## Start

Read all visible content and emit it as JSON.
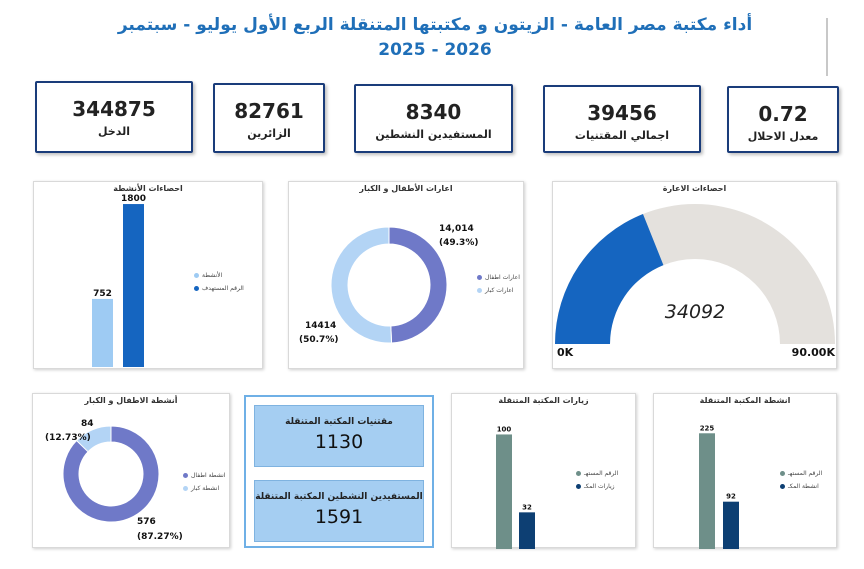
{
  "header": {
    "title_line1": "أداء مكتبة مصر العامة - الزيتون و مكتبتها المتنقلة الربع الأول يوليو - سبتمبر",
    "title_line2": "2025 - 2026"
  },
  "kpis": [
    {
      "value": "344875",
      "label": "الدخل"
    },
    {
      "value": "82761",
      "label": "الزائرين"
    },
    {
      "value": "8340",
      "label": "المستفيدين النشطين"
    },
    {
      "value": "39456",
      "label": "اجمالي المقتنيات"
    },
    {
      "value": "0.72",
      "label": "معدل الاحلال"
    }
  ],
  "colors": {
    "dark_blue": "#1565c0",
    "light_blue": "#9ecbf3",
    "purple": "#6f79c8",
    "light_purple": "#b3d4f5",
    "teal": "#6e8f89",
    "navy": "#0d3f73",
    "gauge_bg": "#e4e1dd"
  },
  "mobile": {
    "collections_label": "مقتنيات المكتبة المتنقلة",
    "collections_value": "1130",
    "active_label": "المستفيدين النشطين المكتبة المتنقلة",
    "active_value": "1591"
  },
  "chart_data": [
    {
      "type": "bar",
      "title": "احصاءات الأنشطة",
      "categories": [
        "الأنشطة",
        "الرقم المستهدف"
      ],
      "values": [
        752,
        1800
      ],
      "value_labels": [
        "752",
        "1800"
      ],
      "legend": [
        "الأنشطة",
        "الرقم المستهدف"
      ],
      "ylim": [
        0,
        1900
      ]
    },
    {
      "type": "pie",
      "title": "اعارات الأطفال و الكبار",
      "legend": [
        "اعارات اطفال",
        "اعارات كبار"
      ],
      "values": [
        14014,
        14414
      ],
      "labels": [
        "14,014",
        "14414"
      ],
      "percents": [
        "(49.3%)",
        "(50.7%)"
      ]
    },
    {
      "type": "gauge",
      "title": "احصاءات الاعارة",
      "value": 34092,
      "value_label": "34092",
      "min": 0,
      "max": 90000,
      "min_label": "0K",
      "max_label": "90.00K"
    },
    {
      "type": "pie",
      "title": "أنشطة الاطفال و الكبار",
      "legend": [
        "انشطة اطفال",
        "انشطة كبار"
      ],
      "values": [
        576,
        84
      ],
      "labels": [
        "576",
        "84"
      ],
      "percents": [
        "(87.27%)",
        "(12.73%)"
      ]
    },
    {
      "type": "bar",
      "title": "زيارات المكتبة المتنقلة",
      "categories": [
        "الرقم المستهـ",
        "زيارات المكـ"
      ],
      "values": [
        100,
        32
      ],
      "value_labels": [
        "100",
        "32"
      ],
      "legend": [
        "الرقم المستهـ",
        "زيارات المكـ"
      ],
      "ylim": [
        0,
        110
      ]
    },
    {
      "type": "bar",
      "title": "انشطة المكتبة المتنقلة",
      "categories": [
        "الرقم المستهـ",
        "انشطة المكـ"
      ],
      "values": [
        225,
        92
      ],
      "value_labels": [
        "225",
        "92"
      ],
      "legend": [
        "الرقم المستهـ",
        "انشطة المكـ"
      ],
      "ylim": [
        0,
        245
      ]
    }
  ]
}
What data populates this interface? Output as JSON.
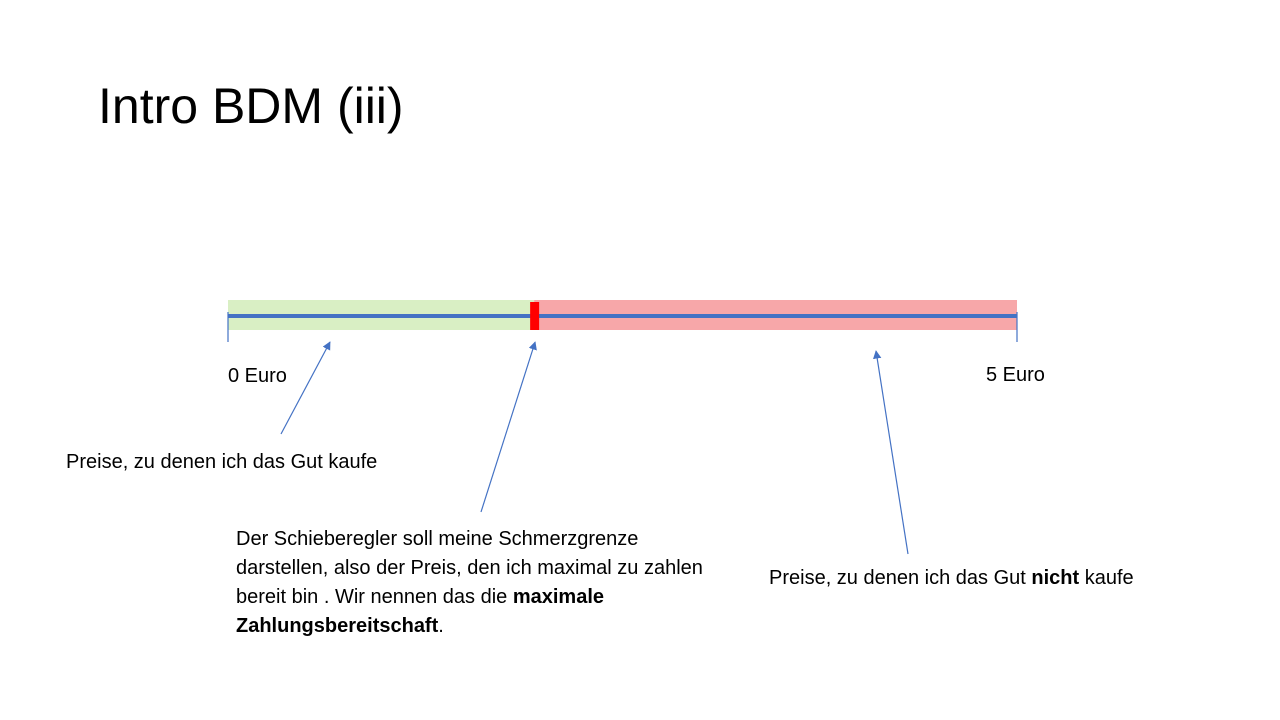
{
  "title": "Intro BDM (iii)",
  "scale": {
    "min_label": "0 Euro",
    "max_label": "5 Euro",
    "min_value": 0,
    "max_value": 5,
    "marker_value": 1.94
  },
  "colors": {
    "buy_zone": "#d9efc4",
    "no_buy_zone": "#f7a7a9",
    "axis_line": "#4472c4",
    "marker": "#ff0000",
    "arrow": "#4472c4"
  },
  "captions": {
    "buy": "Preise, zu denen ich das Gut kaufe",
    "not_buy_before": "Preise, zu denen ich das Gut ",
    "not_buy_bold": "nicht",
    "not_buy_after": " kaufe",
    "slider_text": "Der Schieberegler soll meine Schmerzgrenze darstellen, also der Preis, den ich maximal zu zahlen bereit bin . Wir nennen das die ",
    "slider_bold": "maximale Zahlungsbereitschaft",
    "slider_end": "."
  }
}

## End

→ **GOAL**: Pictures in the records above are not copied; print everything else exactly.

→ **RESULT BELOW**:
Read all visible content and emit it as JSON.
{
  "header": {
    "title_line1": "أداء مكتبة مصر العامة - الزيتون و مكتبتها المتنقلة الربع الأول يوليو - سبتمبر",
    "title_line2": "2025 - 2026"
  },
  "kpis": [
    {
      "value": "344875",
      "label": "الدخل"
    },
    {
      "value": "82761",
      "label": "الزائرين"
    },
    {
      "value": "8340",
      "label": "المستفيدين النشطين"
    },
    {
      "value": "39456",
      "label": "اجمالي المقتنيات"
    },
    {
      "value": "0.72",
      "label": "معدل الاحلال"
    }
  ],
  "colors": {
    "dark_blue": "#1565c0",
    "light_blue": "#9ecbf3",
    "purple": "#6f79c8",
    "light_purple": "#b3d4f5",
    "teal": "#6e8f89",
    "navy": "#0d3f73",
    "gauge_bg": "#e4e1dd"
  },
  "mobile": {
    "collections_label": "مقتنيات المكتبة المتنقلة",
    "collections_value": "1130",
    "active_label": "المستفيدين النشطين المكتبة المتنقلة",
    "active_value": "1591"
  },
  "chart_data": [
    {
      "type": "bar",
      "title": "احصاءات الأنشطة",
      "categories": [
        "الأنشطة",
        "الرقم المستهدف"
      ],
      "values": [
        752,
        1800
      ],
      "value_labels": [
        "752",
        "1800"
      ],
      "legend": [
        "الأنشطة",
        "الرقم المستهدف"
      ],
      "ylim": [
        0,
        1900
      ]
    },
    {
      "type": "pie",
      "title": "اعارات الأطفال و الكبار",
      "legend": [
        "اعارات اطفال",
        "اعارات كبار"
      ],
      "values": [
        14014,
        14414
      ],
      "labels": [
        "14,014",
        "14414"
      ],
      "percents": [
        "(49.3%)",
        "(50.7%)"
      ]
    },
    {
      "type": "gauge",
      "title": "احصاءات الاعارة",
      "value": 34092,
      "value_label": "34092",
      "min": 0,
      "max": 90000,
      "min_label": "0K",
      "max_label": "90.00K"
    },
    {
      "type": "pie",
      "title": "أنشطة الاطفال و الكبار",
      "legend": [
        "انشطة اطفال",
        "انشطة كبار"
      ],
      "values": [
        576,
        84
      ],
      "labels": [
        "576",
        "84"
      ],
      "percents": [
        "(87.27%)",
        "(12.73%)"
      ]
    },
    {
      "type": "bar",
      "title": "زيارات المكتبة المتنقلة",
      "categories": [
        "الرقم المستهـ",
        "زيارات المكـ"
      ],
      "values": [
        100,
        32
      ],
      "value_labels": [
        "100",
        "32"
      ],
      "legend": [
        "الرقم المستهـ",
        "زيارات المكـ"
      ],
      "ylim": [
        0,
        110
      ]
    },
    {
      "type": "bar",
      "title": "انشطة المكتبة المتنقلة",
      "categories": [
        "الرقم المستهـ",
        "انشطة المكـ"
      ],
      "values": [
        225,
        92
      ],
      "value_labels": [
        "225",
        "92"
      ],
      "legend": [
        "الرقم المستهـ",
        "انشطة المكـ"
      ],
      "ylim": [
        0,
        245
      ]
    }
  ]
}
What data populates this interface? Output as JSON.
{
  "title": "Intro BDM (iii)",
  "scale": {
    "min_label": "0 Euro",
    "max_label": "5 Euro",
    "min_value": 0,
    "max_value": 5,
    "marker_value": 1.94
  },
  "colors": {
    "buy_zone": "#d9efc4",
    "no_buy_zone": "#f7a7a9",
    "axis_line": "#4472c4",
    "marker": "#ff0000",
    "arrow": "#4472c4"
  },
  "captions": {
    "buy": "Preise, zu denen ich das Gut kaufe",
    "not_buy_before": "Preise, zu denen ich das Gut ",
    "not_buy_bold": "nicht",
    "not_buy_after": " kaufe",
    "slider_text": "Der Schieberegler soll meine Schmerzgrenze darstellen, also der Preis, den ich maximal zu zahlen bereit bin . Wir nennen das die ",
    "slider_bold": "maximale Zahlungsbereitschaft",
    "slider_end": "."
  }
}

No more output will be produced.